Prompt:
Count lines, not occurrences: give the number of lines holding the word "this", and nothing besides.

Given records:
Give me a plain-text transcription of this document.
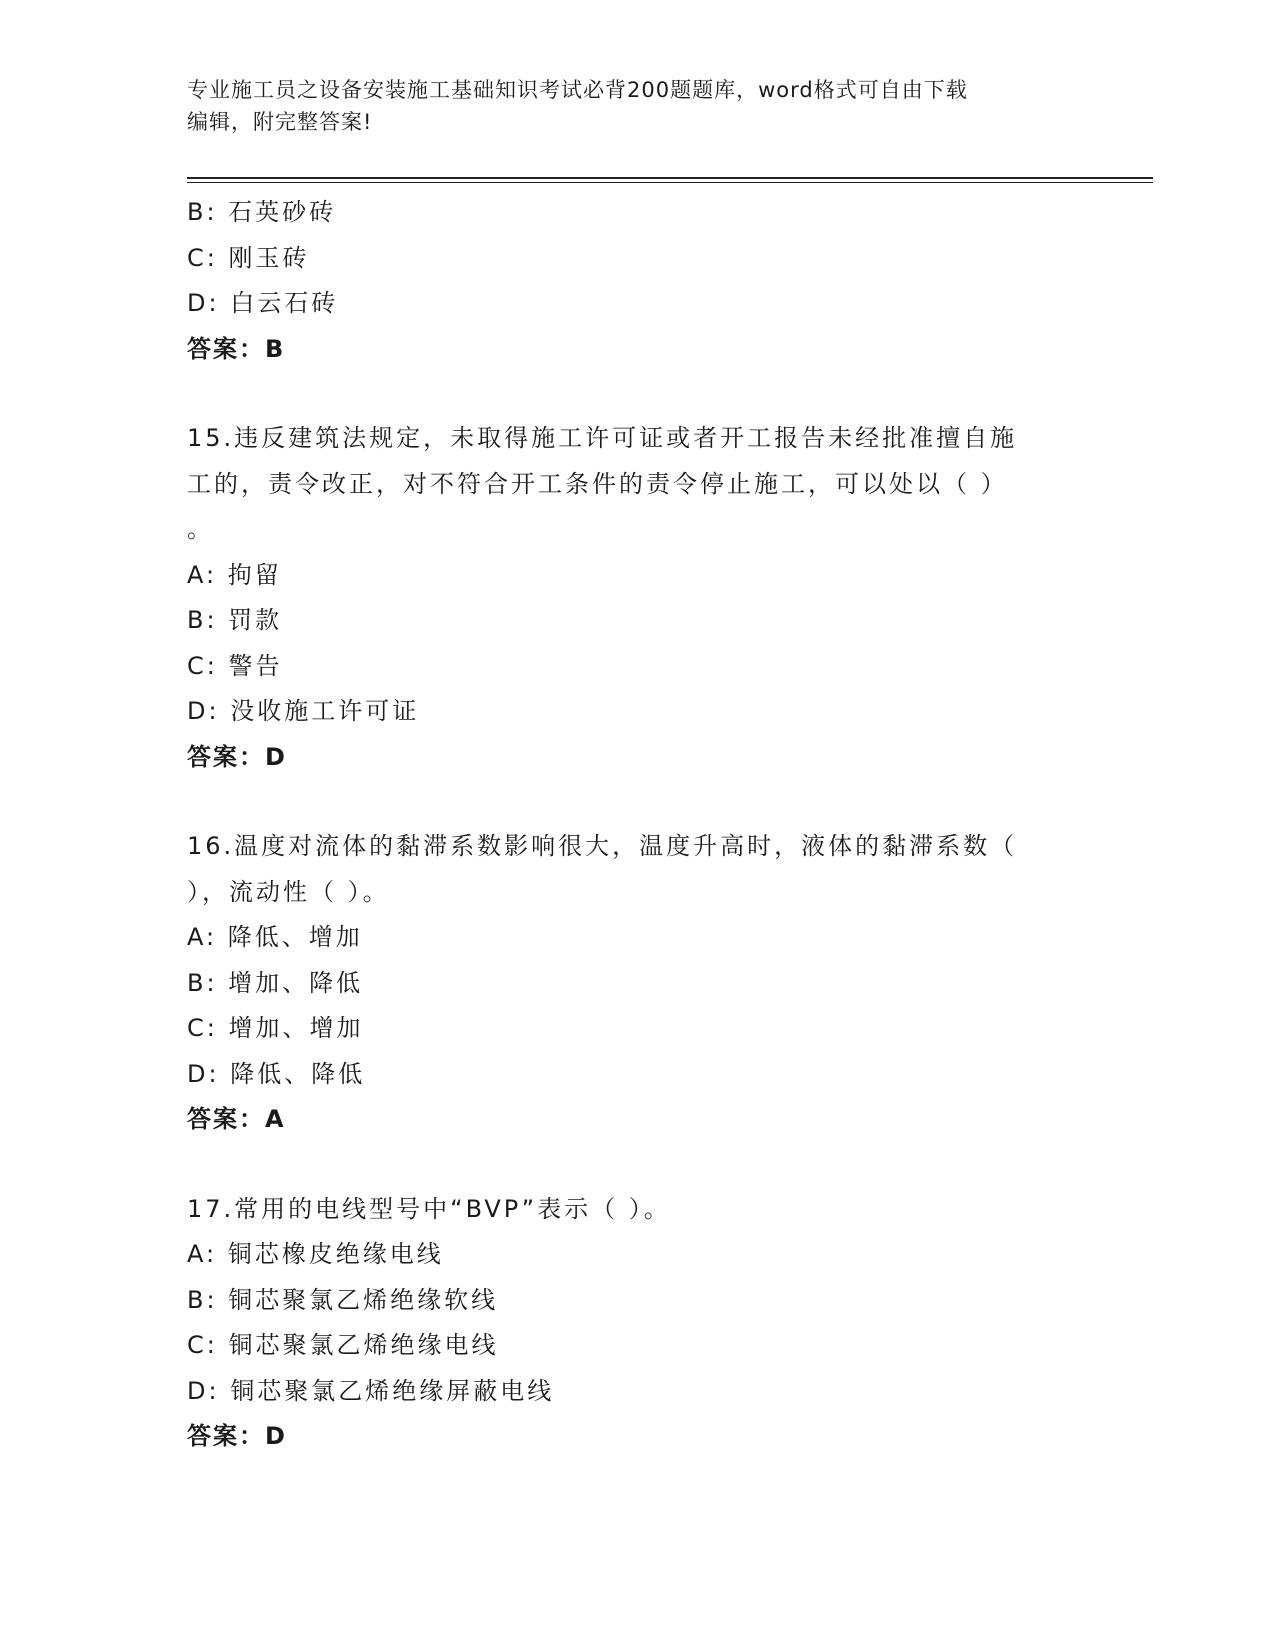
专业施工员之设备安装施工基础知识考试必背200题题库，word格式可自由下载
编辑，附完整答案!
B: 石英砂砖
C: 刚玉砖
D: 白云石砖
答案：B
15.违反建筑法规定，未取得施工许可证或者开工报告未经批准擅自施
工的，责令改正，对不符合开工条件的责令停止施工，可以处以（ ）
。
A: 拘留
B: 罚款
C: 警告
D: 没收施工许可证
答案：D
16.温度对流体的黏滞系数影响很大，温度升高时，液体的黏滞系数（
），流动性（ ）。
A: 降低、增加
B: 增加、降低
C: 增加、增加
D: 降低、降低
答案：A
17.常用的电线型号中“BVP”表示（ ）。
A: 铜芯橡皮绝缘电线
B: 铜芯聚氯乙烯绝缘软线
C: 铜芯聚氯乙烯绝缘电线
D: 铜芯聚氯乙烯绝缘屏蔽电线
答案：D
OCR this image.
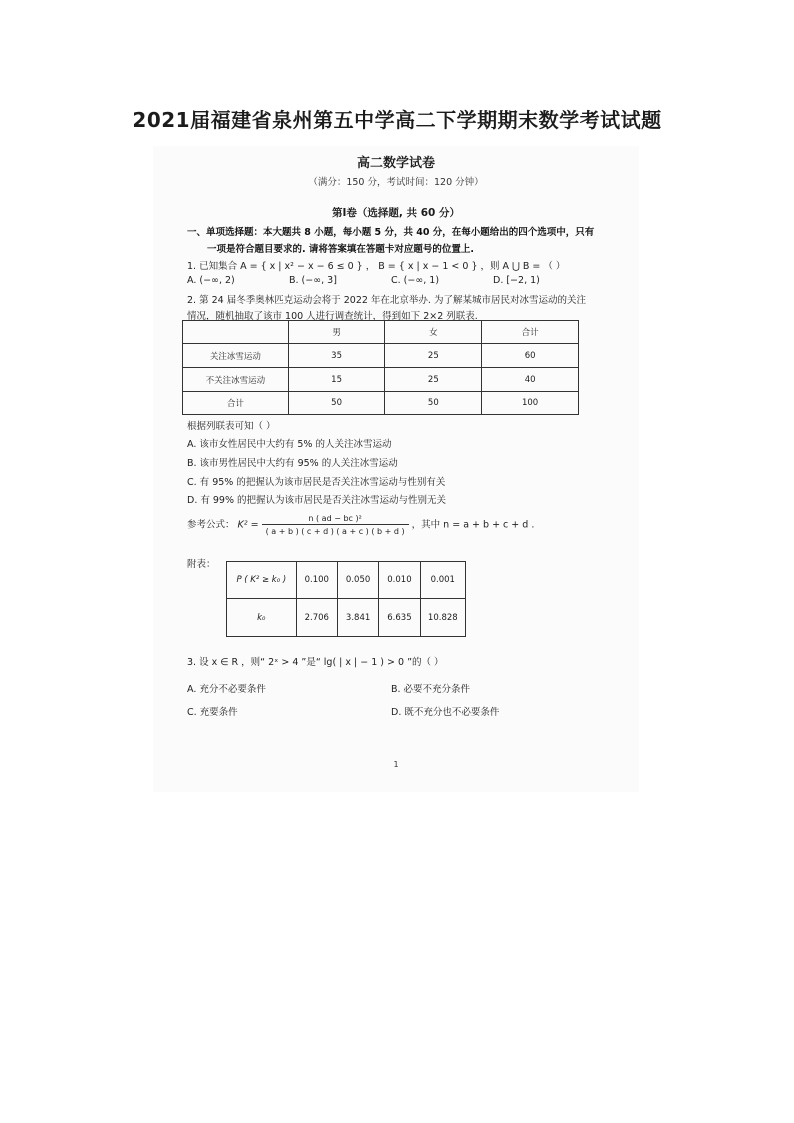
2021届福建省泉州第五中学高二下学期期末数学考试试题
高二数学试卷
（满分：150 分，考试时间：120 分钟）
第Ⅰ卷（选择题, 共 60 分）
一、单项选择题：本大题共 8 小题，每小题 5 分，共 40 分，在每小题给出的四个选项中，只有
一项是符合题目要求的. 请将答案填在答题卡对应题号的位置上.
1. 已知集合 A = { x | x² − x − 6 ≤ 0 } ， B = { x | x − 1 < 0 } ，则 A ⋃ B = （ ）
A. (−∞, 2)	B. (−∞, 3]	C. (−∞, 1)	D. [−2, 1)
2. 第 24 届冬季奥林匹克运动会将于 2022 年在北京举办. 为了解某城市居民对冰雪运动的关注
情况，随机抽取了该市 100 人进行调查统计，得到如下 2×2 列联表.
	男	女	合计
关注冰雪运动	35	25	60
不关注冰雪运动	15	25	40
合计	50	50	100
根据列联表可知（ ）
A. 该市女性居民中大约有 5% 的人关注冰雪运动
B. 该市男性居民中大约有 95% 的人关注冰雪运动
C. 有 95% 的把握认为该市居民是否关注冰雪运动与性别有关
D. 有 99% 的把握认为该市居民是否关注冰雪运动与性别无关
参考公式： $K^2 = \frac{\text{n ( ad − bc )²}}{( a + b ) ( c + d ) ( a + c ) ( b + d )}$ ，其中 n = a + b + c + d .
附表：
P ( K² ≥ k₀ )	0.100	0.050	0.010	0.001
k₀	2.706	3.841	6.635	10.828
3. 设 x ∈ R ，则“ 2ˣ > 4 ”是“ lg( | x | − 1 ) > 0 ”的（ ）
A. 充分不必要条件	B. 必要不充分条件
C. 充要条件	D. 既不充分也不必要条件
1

Exercise answer:
2